(Dataset records on visual material)
────────────────────

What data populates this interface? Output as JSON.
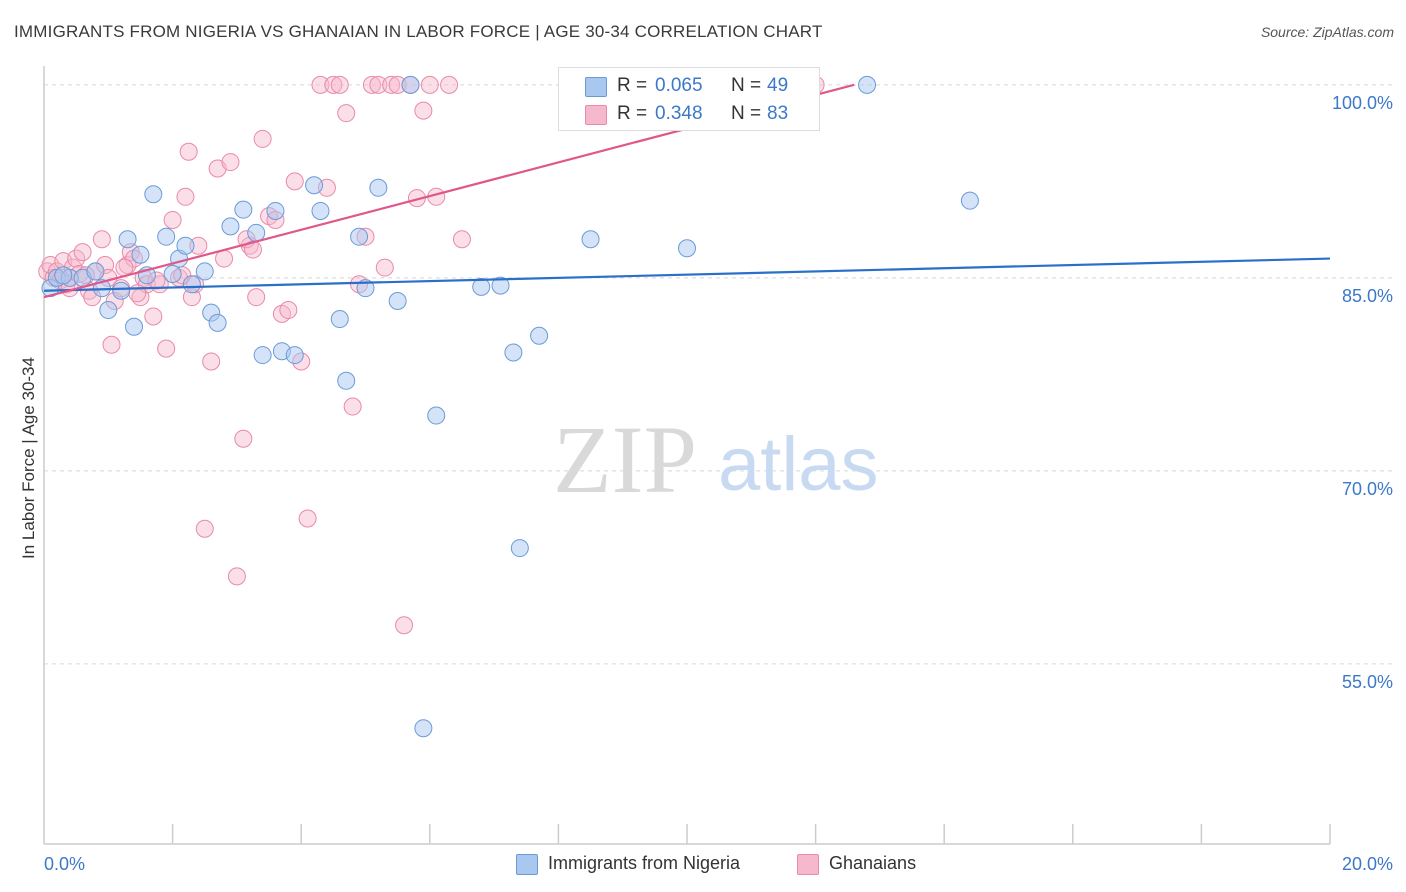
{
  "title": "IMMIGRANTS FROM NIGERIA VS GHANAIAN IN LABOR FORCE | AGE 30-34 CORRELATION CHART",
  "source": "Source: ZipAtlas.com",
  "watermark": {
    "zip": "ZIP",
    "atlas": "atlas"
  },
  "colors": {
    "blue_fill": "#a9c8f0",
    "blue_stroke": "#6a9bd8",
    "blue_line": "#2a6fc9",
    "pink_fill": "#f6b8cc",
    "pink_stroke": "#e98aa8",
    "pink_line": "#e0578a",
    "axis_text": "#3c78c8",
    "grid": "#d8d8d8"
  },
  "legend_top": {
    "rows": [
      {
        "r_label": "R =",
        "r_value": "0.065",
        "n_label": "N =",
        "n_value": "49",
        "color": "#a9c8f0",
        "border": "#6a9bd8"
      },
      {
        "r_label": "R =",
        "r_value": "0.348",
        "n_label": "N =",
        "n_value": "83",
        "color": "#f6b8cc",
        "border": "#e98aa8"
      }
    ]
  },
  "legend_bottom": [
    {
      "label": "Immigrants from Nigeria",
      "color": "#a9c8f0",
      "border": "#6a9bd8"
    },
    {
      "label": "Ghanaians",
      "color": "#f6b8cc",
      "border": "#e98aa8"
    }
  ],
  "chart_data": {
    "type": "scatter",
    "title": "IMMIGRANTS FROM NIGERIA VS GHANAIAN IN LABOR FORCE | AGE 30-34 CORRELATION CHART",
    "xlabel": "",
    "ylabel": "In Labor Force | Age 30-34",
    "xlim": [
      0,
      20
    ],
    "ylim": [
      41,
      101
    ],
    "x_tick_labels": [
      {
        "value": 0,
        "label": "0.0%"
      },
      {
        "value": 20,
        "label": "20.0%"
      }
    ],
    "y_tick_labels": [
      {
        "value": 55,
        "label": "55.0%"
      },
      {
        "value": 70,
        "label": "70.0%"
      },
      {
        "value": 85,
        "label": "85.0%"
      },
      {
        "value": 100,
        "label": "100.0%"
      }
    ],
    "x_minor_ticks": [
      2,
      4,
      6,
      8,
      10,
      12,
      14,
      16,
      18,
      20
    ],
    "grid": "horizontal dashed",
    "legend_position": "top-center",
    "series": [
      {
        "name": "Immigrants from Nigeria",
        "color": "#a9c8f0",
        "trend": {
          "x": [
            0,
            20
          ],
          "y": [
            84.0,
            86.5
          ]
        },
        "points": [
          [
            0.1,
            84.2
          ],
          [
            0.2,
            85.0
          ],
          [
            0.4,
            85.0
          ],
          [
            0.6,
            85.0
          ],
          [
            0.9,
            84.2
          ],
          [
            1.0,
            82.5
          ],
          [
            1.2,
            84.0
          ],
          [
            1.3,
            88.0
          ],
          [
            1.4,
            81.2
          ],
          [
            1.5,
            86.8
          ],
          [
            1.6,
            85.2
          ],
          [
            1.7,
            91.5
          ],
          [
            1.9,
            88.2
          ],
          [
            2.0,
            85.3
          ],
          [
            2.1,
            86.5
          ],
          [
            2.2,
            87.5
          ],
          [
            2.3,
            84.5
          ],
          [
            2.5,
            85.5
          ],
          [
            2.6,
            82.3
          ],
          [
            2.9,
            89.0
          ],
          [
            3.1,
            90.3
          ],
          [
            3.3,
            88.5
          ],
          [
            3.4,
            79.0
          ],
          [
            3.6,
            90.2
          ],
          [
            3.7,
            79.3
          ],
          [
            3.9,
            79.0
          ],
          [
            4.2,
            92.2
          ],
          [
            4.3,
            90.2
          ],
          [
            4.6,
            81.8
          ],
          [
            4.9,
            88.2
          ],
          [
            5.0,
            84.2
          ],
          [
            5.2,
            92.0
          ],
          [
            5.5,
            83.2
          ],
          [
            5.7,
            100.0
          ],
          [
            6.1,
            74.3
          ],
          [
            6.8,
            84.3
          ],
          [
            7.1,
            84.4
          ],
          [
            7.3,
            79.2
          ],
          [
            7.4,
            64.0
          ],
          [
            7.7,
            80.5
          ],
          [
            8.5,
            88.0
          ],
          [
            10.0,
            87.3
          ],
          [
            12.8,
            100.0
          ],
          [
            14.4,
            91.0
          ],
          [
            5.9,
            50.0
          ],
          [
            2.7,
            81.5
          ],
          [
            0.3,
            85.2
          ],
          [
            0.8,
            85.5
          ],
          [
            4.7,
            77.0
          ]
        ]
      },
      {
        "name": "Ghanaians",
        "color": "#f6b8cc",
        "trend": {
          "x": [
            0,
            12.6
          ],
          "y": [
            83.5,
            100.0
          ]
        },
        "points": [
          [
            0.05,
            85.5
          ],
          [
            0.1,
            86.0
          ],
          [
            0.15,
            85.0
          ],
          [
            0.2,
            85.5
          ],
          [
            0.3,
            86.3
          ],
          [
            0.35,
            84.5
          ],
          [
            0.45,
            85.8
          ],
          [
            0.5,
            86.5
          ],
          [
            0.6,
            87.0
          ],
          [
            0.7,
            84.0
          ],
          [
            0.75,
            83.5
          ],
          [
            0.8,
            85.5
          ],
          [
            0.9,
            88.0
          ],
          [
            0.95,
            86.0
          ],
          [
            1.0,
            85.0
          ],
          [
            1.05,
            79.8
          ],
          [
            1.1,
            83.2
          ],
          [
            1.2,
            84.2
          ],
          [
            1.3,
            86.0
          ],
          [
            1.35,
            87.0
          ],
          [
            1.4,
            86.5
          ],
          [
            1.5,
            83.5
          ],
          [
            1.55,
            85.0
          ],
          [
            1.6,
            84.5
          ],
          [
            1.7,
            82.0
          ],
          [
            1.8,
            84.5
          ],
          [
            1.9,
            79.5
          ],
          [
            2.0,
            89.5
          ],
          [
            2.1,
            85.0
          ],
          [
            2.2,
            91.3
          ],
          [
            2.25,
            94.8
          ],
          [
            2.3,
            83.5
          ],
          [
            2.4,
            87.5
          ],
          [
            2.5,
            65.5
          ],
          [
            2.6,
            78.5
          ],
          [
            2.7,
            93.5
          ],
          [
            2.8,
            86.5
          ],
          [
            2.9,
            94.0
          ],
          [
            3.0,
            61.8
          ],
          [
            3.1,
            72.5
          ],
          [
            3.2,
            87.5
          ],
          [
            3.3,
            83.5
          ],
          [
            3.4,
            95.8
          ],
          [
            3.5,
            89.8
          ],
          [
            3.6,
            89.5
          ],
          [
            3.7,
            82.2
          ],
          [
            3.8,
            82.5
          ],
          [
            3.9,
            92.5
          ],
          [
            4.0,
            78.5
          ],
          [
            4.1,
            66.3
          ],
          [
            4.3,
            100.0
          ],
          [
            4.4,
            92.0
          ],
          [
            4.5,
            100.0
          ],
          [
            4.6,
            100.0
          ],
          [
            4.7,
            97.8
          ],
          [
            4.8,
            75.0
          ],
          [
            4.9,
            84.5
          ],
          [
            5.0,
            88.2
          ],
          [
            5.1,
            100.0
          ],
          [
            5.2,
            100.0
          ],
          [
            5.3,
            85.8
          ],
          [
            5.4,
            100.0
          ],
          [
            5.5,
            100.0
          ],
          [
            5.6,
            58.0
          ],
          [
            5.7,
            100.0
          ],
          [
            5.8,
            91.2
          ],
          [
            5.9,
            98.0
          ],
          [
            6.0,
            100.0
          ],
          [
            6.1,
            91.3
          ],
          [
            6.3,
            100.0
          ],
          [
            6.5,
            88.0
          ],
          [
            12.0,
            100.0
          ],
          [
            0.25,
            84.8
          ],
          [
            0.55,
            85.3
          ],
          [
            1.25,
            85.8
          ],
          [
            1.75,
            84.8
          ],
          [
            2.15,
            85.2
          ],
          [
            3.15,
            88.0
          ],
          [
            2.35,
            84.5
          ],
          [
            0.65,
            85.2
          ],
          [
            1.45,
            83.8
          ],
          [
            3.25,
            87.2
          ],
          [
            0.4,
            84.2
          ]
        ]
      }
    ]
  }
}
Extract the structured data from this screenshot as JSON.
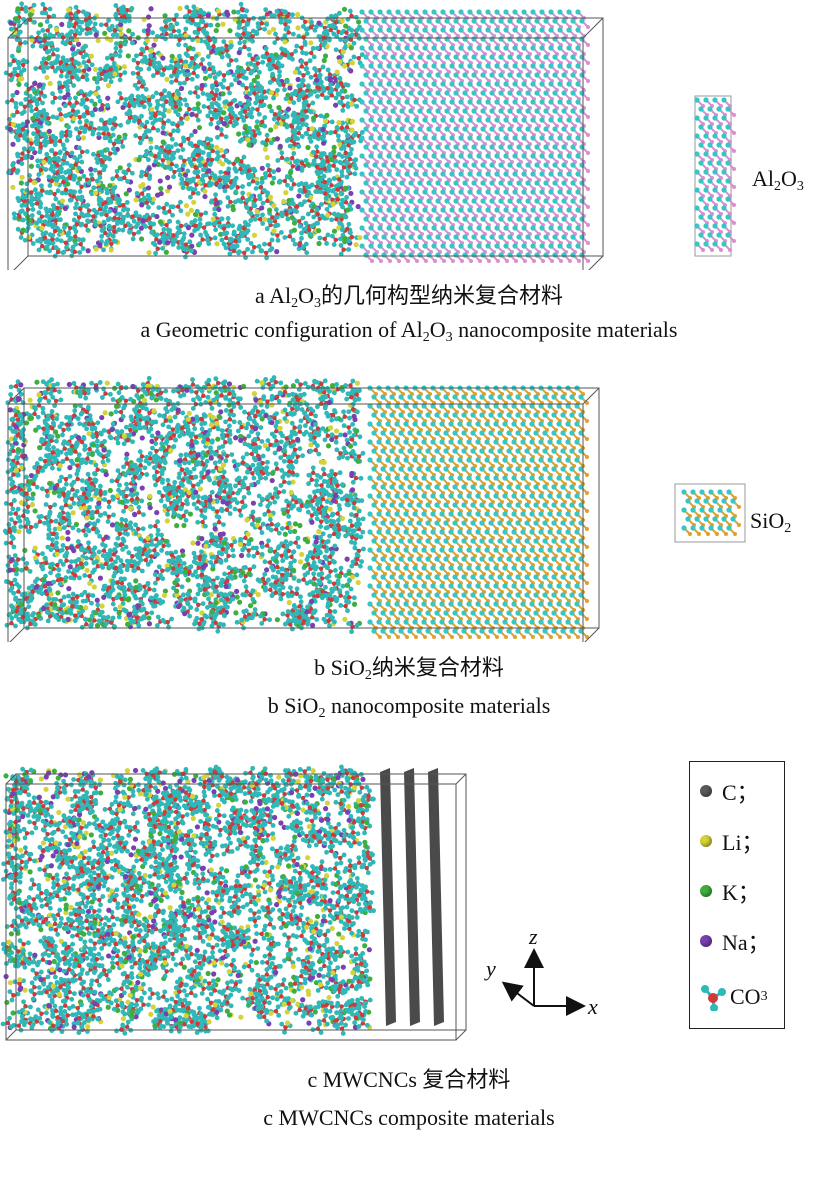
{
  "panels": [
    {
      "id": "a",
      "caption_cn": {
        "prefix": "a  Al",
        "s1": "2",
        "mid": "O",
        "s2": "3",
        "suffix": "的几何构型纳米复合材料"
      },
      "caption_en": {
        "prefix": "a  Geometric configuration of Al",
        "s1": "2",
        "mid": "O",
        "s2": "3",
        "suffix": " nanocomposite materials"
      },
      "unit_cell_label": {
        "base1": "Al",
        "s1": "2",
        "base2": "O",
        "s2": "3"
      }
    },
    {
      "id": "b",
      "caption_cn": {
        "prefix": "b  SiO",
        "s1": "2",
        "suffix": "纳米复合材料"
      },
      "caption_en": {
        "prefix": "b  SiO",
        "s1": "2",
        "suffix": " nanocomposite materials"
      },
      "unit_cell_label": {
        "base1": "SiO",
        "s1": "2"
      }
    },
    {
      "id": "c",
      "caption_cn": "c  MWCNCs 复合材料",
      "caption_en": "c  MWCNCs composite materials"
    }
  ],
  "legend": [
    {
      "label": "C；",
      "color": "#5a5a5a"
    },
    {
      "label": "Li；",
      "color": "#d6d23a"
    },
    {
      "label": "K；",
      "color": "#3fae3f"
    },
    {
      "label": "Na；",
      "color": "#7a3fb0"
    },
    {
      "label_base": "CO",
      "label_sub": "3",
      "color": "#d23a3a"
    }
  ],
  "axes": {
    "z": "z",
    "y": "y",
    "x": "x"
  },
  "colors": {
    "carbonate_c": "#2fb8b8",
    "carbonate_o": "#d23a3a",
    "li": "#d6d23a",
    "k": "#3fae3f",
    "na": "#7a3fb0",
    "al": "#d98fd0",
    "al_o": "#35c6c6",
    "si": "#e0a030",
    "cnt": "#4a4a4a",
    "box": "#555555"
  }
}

────────────────────

_What you need to do:_ Will you repeat the material above, but only from the line containing "Extract the structured" through its last line, exactly and without the pictures?

_Correct output:_
Extract the structured data from this screenshot as JSON.
{
  "panels": [
    {
      "id": "a",
      "caption_cn": {
        "prefix": "a  Al",
        "s1": "2",
        "mid": "O",
        "s2": "3",
        "suffix": "的几何构型纳米复合材料"
      },
      "caption_en": {
        "prefix": "a  Geometric configuration of Al",
        "s1": "2",
        "mid": "O",
        "s2": "3",
        "suffix": " nanocomposite materials"
      },
      "unit_cell_label": {
        "base1": "Al",
        "s1": "2",
        "base2": "O",
        "s2": "3"
      }
    },
    {
      "id": "b",
      "caption_cn": {
        "prefix": "b  SiO",
        "s1": "2",
        "suffix": "纳米复合材料"
      },
      "caption_en": {
        "prefix": "b  SiO",
        "s1": "2",
        "suffix": " nanocomposite materials"
      },
      "unit_cell_label": {
        "base1": "SiO",
        "s1": "2"
      }
    },
    {
      "id": "c",
      "caption_cn": "c  MWCNCs 复合材料",
      "caption_en": "c  MWCNCs composite materials"
    }
  ],
  "legend": [
    {
      "label": "C；",
      "color": "#5a5a5a"
    },
    {
      "label": "Li；",
      "color": "#d6d23a"
    },
    {
      "label": "K；",
      "color": "#3fae3f"
    },
    {
      "label": "Na；",
      "color": "#7a3fb0"
    },
    {
      "label_base": "CO",
      "label_sub": "3",
      "color": "#d23a3a"
    }
  ],
  "axes": {
    "z": "z",
    "y": "y",
    "x": "x"
  },
  "colors": {
    "carbonate_c": "#2fb8b8",
    "carbonate_o": "#d23a3a",
    "li": "#d6d23a",
    "k": "#3fae3f",
    "na": "#7a3fb0",
    "al": "#d98fd0",
    "al_o": "#35c6c6",
    "si": "#e0a030",
    "cnt": "#4a4a4a",
    "box": "#555555"
  }
}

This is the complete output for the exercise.